Using the listing below, please gather every line containing the word "xlabel".

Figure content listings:
··········

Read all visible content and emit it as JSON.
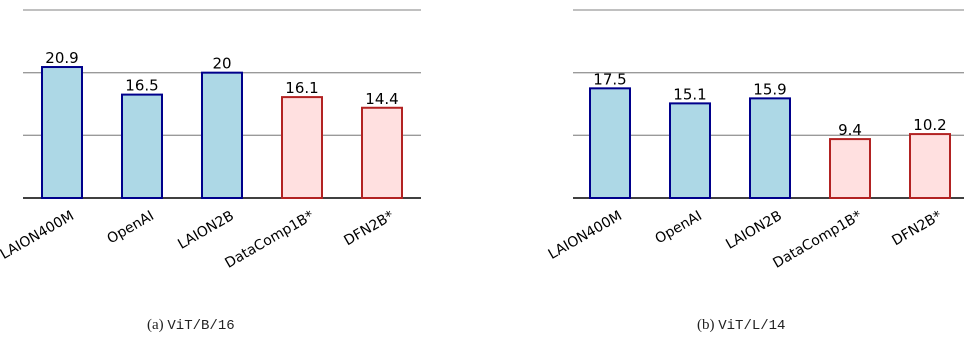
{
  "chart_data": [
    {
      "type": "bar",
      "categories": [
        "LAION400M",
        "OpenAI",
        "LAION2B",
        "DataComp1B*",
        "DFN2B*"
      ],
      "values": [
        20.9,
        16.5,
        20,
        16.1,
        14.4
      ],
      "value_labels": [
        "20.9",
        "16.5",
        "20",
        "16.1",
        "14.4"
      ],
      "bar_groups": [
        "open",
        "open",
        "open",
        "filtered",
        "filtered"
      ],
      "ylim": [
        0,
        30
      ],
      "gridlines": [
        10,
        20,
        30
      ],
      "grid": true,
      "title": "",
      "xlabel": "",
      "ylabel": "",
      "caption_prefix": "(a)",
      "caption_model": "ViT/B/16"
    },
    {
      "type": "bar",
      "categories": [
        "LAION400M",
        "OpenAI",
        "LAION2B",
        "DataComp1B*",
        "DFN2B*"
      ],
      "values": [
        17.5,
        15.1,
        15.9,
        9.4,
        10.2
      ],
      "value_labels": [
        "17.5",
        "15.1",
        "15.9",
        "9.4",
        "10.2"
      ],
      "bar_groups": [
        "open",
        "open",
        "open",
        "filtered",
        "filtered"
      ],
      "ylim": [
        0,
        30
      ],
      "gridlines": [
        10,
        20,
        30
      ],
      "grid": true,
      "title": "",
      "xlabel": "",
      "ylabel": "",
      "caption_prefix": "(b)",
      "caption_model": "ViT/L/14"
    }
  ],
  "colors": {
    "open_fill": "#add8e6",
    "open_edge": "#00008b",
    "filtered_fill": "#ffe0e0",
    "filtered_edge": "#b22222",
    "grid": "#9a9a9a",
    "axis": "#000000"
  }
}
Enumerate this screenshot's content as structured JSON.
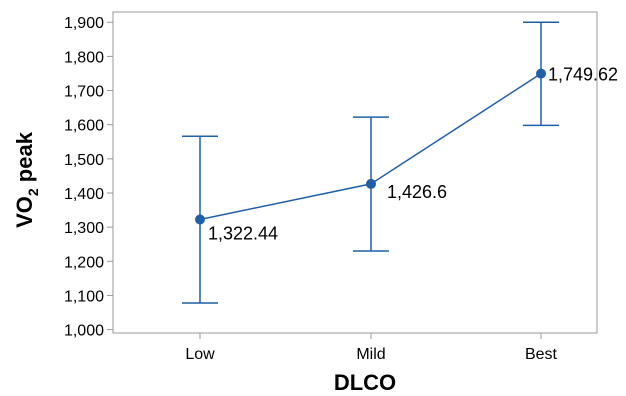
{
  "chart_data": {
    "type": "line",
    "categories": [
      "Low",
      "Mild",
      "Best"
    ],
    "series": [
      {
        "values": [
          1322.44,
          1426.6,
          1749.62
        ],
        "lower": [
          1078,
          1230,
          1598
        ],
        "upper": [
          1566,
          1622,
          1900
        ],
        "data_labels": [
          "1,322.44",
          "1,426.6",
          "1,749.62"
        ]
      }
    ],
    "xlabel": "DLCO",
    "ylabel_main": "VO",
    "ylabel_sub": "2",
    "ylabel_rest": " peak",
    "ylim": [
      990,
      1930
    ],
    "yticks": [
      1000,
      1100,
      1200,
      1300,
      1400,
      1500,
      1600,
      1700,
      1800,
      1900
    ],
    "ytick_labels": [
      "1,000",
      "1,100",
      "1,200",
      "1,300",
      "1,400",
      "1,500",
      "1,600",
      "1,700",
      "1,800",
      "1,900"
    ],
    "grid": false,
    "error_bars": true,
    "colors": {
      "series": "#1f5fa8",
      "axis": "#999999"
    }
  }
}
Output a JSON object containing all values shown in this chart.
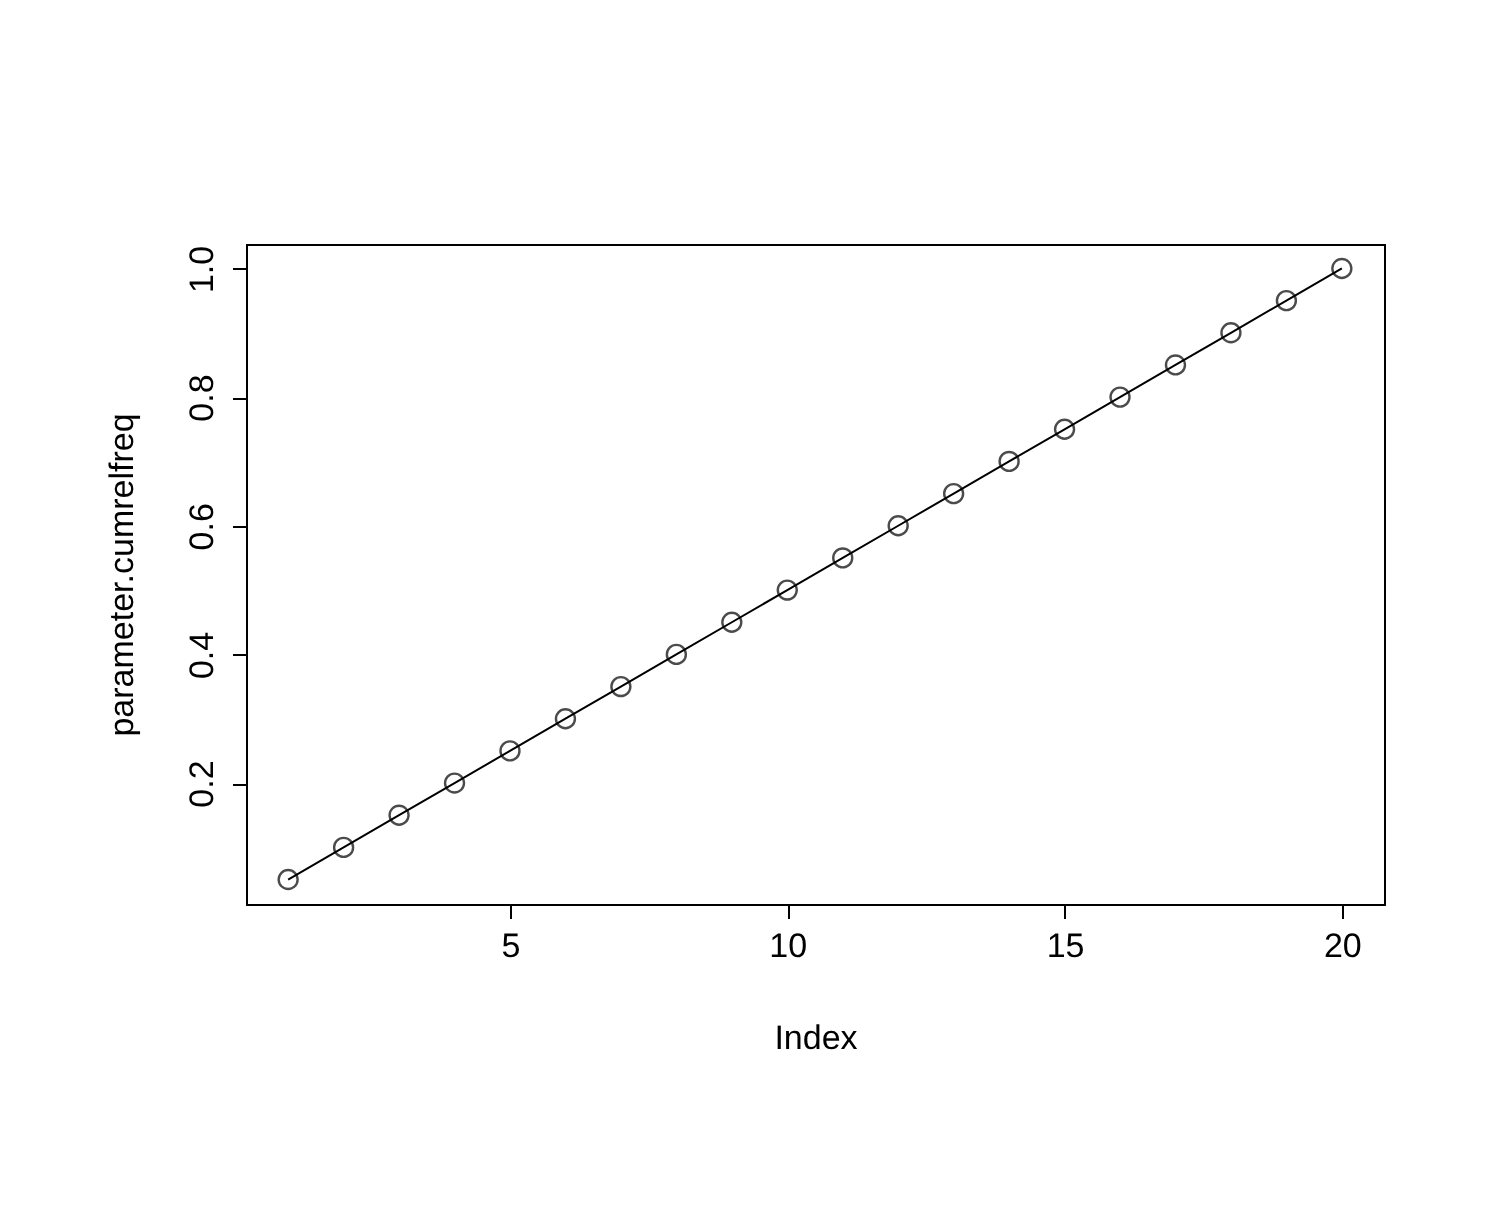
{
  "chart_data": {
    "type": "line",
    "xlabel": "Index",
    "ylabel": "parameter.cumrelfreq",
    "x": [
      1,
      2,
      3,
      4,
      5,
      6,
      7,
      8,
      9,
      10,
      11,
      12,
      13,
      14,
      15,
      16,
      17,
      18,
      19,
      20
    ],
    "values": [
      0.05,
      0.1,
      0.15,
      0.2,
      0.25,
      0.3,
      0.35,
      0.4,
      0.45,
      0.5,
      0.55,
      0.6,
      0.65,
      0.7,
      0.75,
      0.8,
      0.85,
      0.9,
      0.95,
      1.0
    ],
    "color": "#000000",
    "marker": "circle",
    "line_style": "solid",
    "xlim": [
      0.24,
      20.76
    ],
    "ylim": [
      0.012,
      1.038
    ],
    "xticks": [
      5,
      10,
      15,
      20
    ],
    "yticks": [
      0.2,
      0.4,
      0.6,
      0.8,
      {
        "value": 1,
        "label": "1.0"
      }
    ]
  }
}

··········

### Correct result
      "xlabel": "",
      "xlabel": "",
    "xlabel": "DLCO",
    "xlabel": "Index",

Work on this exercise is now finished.